EXERCISE MATERIALS:
★ ★ ★ ★ ★ ★ ★

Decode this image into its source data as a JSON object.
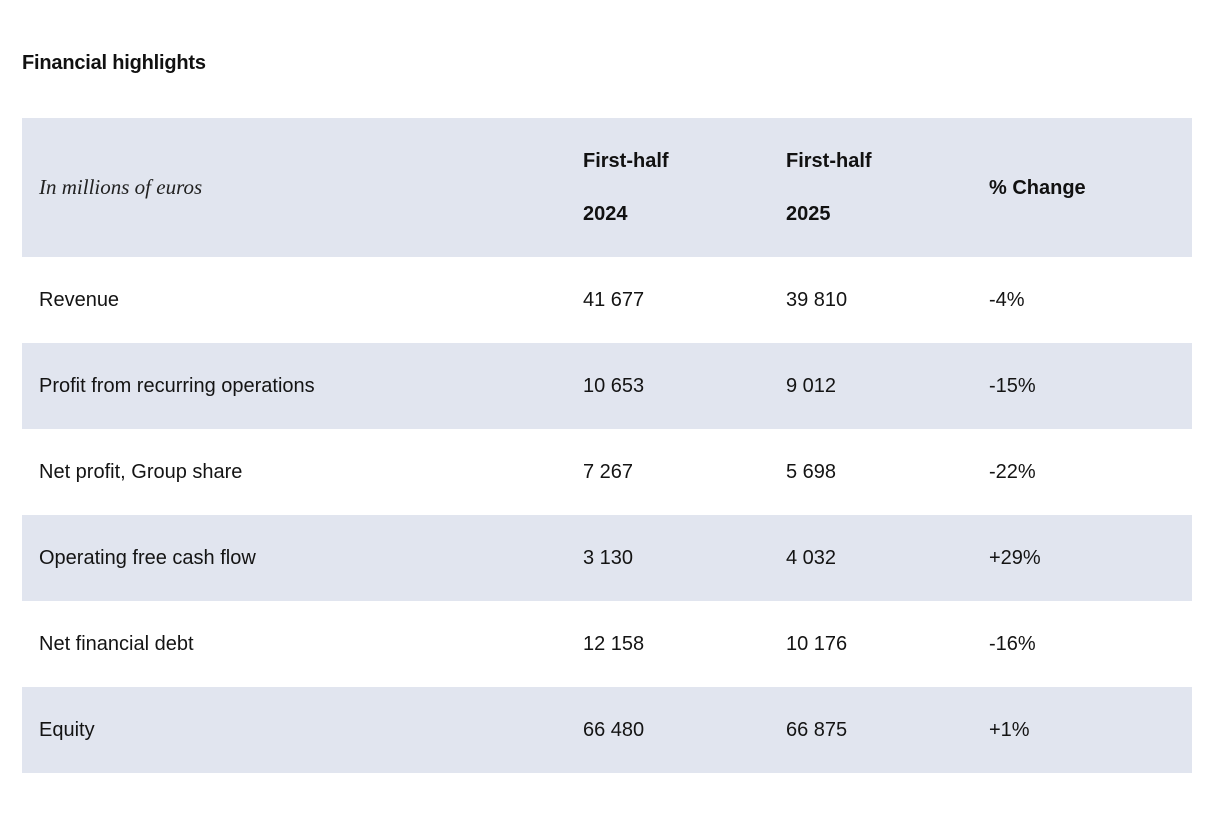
{
  "title": "Financial highlights",
  "table": {
    "unit_note": "In millions of euros",
    "columns": [
      {
        "line1": "First-half",
        "line2": "2024"
      },
      {
        "line1": "First-half",
        "line2": "2025"
      },
      {
        "line1": "% Change",
        "line2": ""
      }
    ],
    "rows": [
      {
        "label": "Revenue",
        "h1_2024": "41 677",
        "h1_2025": "39 810",
        "change": "-4%"
      },
      {
        "label": "Profit from recurring operations",
        "h1_2024": "10 653",
        "h1_2025": "9 012",
        "change": "-15%"
      },
      {
        "label": "Net profit, Group share",
        "h1_2024": "7 267",
        "h1_2025": "5 698",
        "change": "-22%"
      },
      {
        "label": "Operating free cash flow",
        "h1_2024": "3 130",
        "h1_2025": "4 032",
        "change": "+29%"
      },
      {
        "label": "Net financial debt",
        "h1_2024": "12 158",
        "h1_2025": "10 176",
        "change": "-16%"
      },
      {
        "label": "Equity",
        "h1_2024": "66 480",
        "h1_2025": "66 875",
        "change": "+1%"
      }
    ]
  },
  "colors": {
    "shaded_row": "#e1e5ef",
    "text": "#111111",
    "background": "#ffffff"
  }
}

★ ★ ★ ★ ★ ★ ★

TASK TO COMPLETE: Find the word "label" in the records and pull out each line that has it.

RESULT FOR THIS EXERCISE:
        "label": "Revenue",
        "label": "Profit from recurring operations",
        "label": "Net profit, Group share",
        "label": "Operating free cash flow",
        "label": "Net financial debt",
        "label": "Equity",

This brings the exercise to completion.